**Problem statement:** Copy out each line below that has the word "Niederschlag" in it.

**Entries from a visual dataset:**

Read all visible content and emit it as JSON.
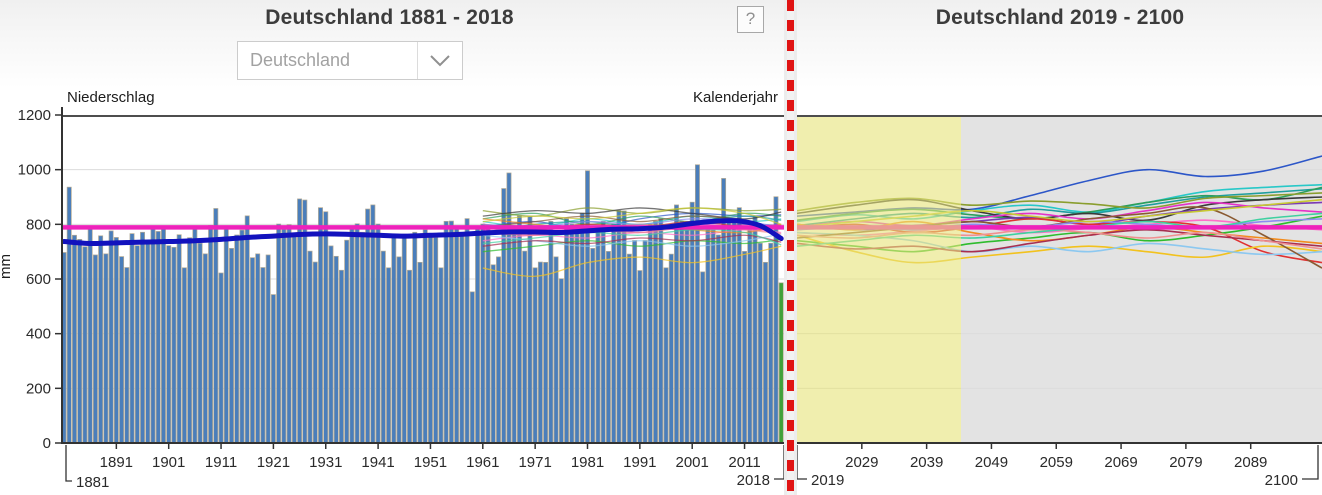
{
  "header": {
    "left_title": "Deutschland 1881 - 2018",
    "right_title": "Deutschland 2019 - 2100",
    "region_select": {
      "value": "Deutschland",
      "chevron_icon": "chevron-down-icon"
    },
    "help_label": "?"
  },
  "axis": {
    "y_caption": "Niederschlag",
    "x_caption": "Kalenderjahr",
    "y_unit": "mm",
    "y_ticks": [
      1200,
      1000,
      800,
      600,
      400,
      200,
      0
    ],
    "x_ticks_left": [
      1891,
      1901,
      1911,
      1921,
      1931,
      1941,
      1951,
      1961,
      1971,
      1981,
      1991,
      2001,
      2011
    ],
    "x_ticks_right": [
      2029,
      2039,
      2049,
      2059,
      2069,
      2079,
      2089
    ],
    "corner_left": "1881",
    "corner_mid_left": "2018",
    "corner_mid_right": "2019",
    "corner_right": "2100"
  },
  "colors": {
    "bar_fill": "#4a7ebb",
    "bar_stroke": "#b3aa95",
    "last_bar_fill": "#3fa13a",
    "smoothed_line": "#1212bd",
    "reference_line": "#ee22bb",
    "divider_red": "#e01313",
    "near_term_region": "rgba(230,227,125,0.62)",
    "long_term_region": "#e3e3e3",
    "grid": "#dcdcdc",
    "axis": "#333333"
  },
  "chart_data": {
    "type": "bar",
    "title": "Niederschlag Deutschland, Kalenderjahr (mm)",
    "ylabel": "mm",
    "ylim": [
      0,
      1200
    ],
    "grid": "horizontal, every 200 mm",
    "legend": "none",
    "historical_bars": {
      "type": "bar",
      "start_year": 1881,
      "end_year": 2018,
      "note": "last year 2018 drawn green",
      "values": [
        697,
        936,
        760,
        745,
        718,
        792,
        688,
        758,
        692,
        776,
        752,
        682,
        642,
        766,
        722,
        771,
        737,
        788,
        774,
        786,
        722,
        716,
        762,
        641,
        751,
        784,
        731,
        692,
        796,
        858,
        622,
        789,
        712,
        761,
        779,
        831,
        678,
        692,
        642,
        688,
        543,
        801,
        782,
        799,
        762,
        893,
        889,
        702,
        662,
        861,
        846,
        721,
        683,
        632,
        742,
        791,
        802,
        771,
        856,
        871,
        801,
        702,
        641,
        762,
        681,
        761,
        632,
        771,
        661,
        781,
        761,
        752,
        641,
        811,
        812,
        791,
        762,
        821,
        553,
        791,
        801,
        782,
        652,
        681,
        931,
        988,
        781,
        831,
        702,
        828,
        641,
        662,
        661,
        811,
        681,
        601,
        821,
        801,
        799,
        841,
        996,
        712,
        791,
        811,
        701,
        801,
        851,
        849,
        691,
        741,
        631,
        741,
        801,
        811,
        821,
        641,
        691,
        871,
        811,
        791,
        881,
        1018,
        626,
        781,
        779,
        761,
        968,
        811,
        809,
        861,
        701,
        791,
        831,
        731,
        661,
        731,
        901,
        586
      ]
    },
    "smoothed_line": {
      "type": "line",
      "points": [
        [
          1881,
          737
        ],
        [
          1886,
          730
        ],
        [
          1891,
          732
        ],
        [
          1896,
          735
        ],
        [
          1901,
          737
        ],
        [
          1906,
          740
        ],
        [
          1911,
          745
        ],
        [
          1916,
          752
        ],
        [
          1921,
          757
        ],
        [
          1926,
          763
        ],
        [
          1931,
          765
        ],
        [
          1936,
          763
        ],
        [
          1941,
          760
        ],
        [
          1946,
          757
        ],
        [
          1951,
          760
        ],
        [
          1956,
          763
        ],
        [
          1961,
          768
        ],
        [
          1966,
          772
        ],
        [
          1971,
          772
        ],
        [
          1976,
          770
        ],
        [
          1981,
          776
        ],
        [
          1986,
          782
        ],
        [
          1991,
          784
        ],
        [
          1996,
          790
        ],
        [
          2001,
          803
        ],
        [
          2006,
          812
        ],
        [
          2010,
          812
        ],
        [
          2014,
          795
        ],
        [
          2018,
          748
        ]
      ]
    },
    "reference_line": {
      "value": 789,
      "span": "full width 1881-2100"
    },
    "regions": [
      {
        "name": "near-term-projection",
        "from": 2019,
        "to": 2044,
        "style": "pale-yellow overlay"
      },
      {
        "name": "long-term-projection",
        "from": 2044,
        "to": 2100,
        "style": "light-gray"
      }
    ],
    "ensemble_colors": [
      "#2c56c8",
      "#28c8c8",
      "#1f9e9e",
      "#2e9e5b",
      "#8a9e2e",
      "#3a3a3a",
      "#7a3ab4",
      "#e431c8",
      "#ff6ec7",
      "#e03131",
      "#2ebc2e",
      "#f28c1e",
      "#f2c21e",
      "#8cc8f0",
      "#8a5a32",
      "#a82e50",
      "#f09090",
      "#8c8cf0",
      "#40d0a0",
      "#c8c832"
    ],
    "historical_ensemble": {
      "type": "line",
      "x": [
        1961,
        1971,
        1981,
        1991,
        2001,
        2011,
        2018
      ],
      "series": [
        [
          790,
          810,
          780,
          820,
          840,
          830,
          835
        ],
        [
          810,
          790,
          820,
          800,
          830,
          810,
          820
        ],
        [
          770,
          800,
          810,
          790,
          810,
          830,
          815
        ],
        [
          820,
          840,
          800,
          830,
          810,
          840,
          830
        ],
        [
          850,
          830,
          860,
          840,
          860,
          850,
          855
        ],
        [
          830,
          850,
          840,
          860,
          840,
          820,
          845
        ],
        [
          760,
          780,
          770,
          790,
          780,
          800,
          795
        ],
        [
          780,
          760,
          790,
          770,
          800,
          790,
          800
        ],
        [
          740,
          760,
          750,
          770,
          760,
          780,
          770
        ],
        [
          800,
          780,
          800,
          790,
          810,
          790,
          785
        ],
        [
          700,
          720,
          740,
          720,
          740,
          730,
          745
        ],
        [
          820,
          800,
          780,
          800,
          780,
          770,
          800
        ],
        [
          640,
          610,
          660,
          680,
          660,
          690,
          720
        ],
        [
          760,
          740,
          720,
          740,
          720,
          740,
          765
        ],
        [
          790,
          810,
          830,
          810,
          830,
          810,
          755
        ],
        [
          720,
          740,
          730,
          750,
          740,
          760,
          735
        ],
        [
          770,
          760,
          780,
          770,
          790,
          780,
          765
        ],
        [
          800,
          790,
          810,
          800,
          820,
          810,
          790
        ],
        [
          730,
          750,
          770,
          760,
          780,
          770,
          725
        ],
        [
          810,
          830,
          820,
          840,
          860,
          840,
          800
        ]
      ]
    },
    "projection_ensemble": {
      "type": "line",
      "x": [
        2019,
        2028,
        2037,
        2046,
        2055,
        2064,
        2073,
        2082,
        2091,
        2100
      ],
      "series": [
        [
          830,
          845,
          860,
          855,
          905,
          960,
          1000,
          975,
          995,
          1050
        ],
        [
          810,
          835,
          820,
          850,
          870,
          845,
          880,
          920,
          935,
          945
        ],
        [
          795,
          820,
          840,
          825,
          855,
          840,
          870,
          900,
          915,
          930
        ],
        [
          815,
          840,
          855,
          835,
          820,
          845,
          880,
          905,
          890,
          935
        ],
        [
          850,
          880,
          895,
          870,
          885,
          875,
          860,
          895,
          905,
          915
        ],
        [
          840,
          870,
          890,
          850,
          820,
          840,
          815,
          870,
          890,
          900
        ],
        [
          800,
          780,
          795,
          810,
          825,
          800,
          830,
          855,
          870,
          880
        ],
        [
          790,
          810,
          795,
          820,
          840,
          820,
          850,
          880,
          860,
          845
        ],
        [
          770,
          760,
          775,
          790,
          770,
          785,
          800,
          815,
          795,
          780
        ],
        [
          780,
          800,
          770,
          790,
          820,
          800,
          810,
          790,
          700,
          660
        ],
        [
          740,
          720,
          700,
          730,
          750,
          770,
          740,
          760,
          790,
          830
        ],
        [
          800,
          780,
          810,
          770,
          740,
          760,
          790,
          770,
          750,
          730
        ],
        [
          760,
          700,
          660,
          680,
          700,
          720,
          700,
          680,
          720,
          700
        ],
        [
          770,
          760,
          740,
          700,
          720,
          700,
          730,
          710,
          690,
          700
        ],
        [
          750,
          770,
          790,
          810,
          790,
          820,
          840,
          860,
          760,
          640
        ],
        [
          730,
          710,
          720,
          700,
          730,
          760,
          780,
          760,
          740,
          720
        ],
        [
          760,
          750,
          770,
          760,
          780,
          770,
          750,
          770,
          740,
          710
        ],
        [
          780,
          790,
          780,
          800,
          790,
          810,
          800,
          790,
          810,
          820
        ],
        [
          720,
          740,
          760,
          750,
          770,
          790,
          810,
          790,
          820,
          840
        ],
        [
          790,
          810,
          830,
          850,
          830,
          810,
          830,
          850,
          870,
          890
        ]
      ]
    }
  }
}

**Written solution:**
    "y_caption": "Niederschlag",
    "title": "Niederschlag Deutschland, Kalenderjahr (mm)",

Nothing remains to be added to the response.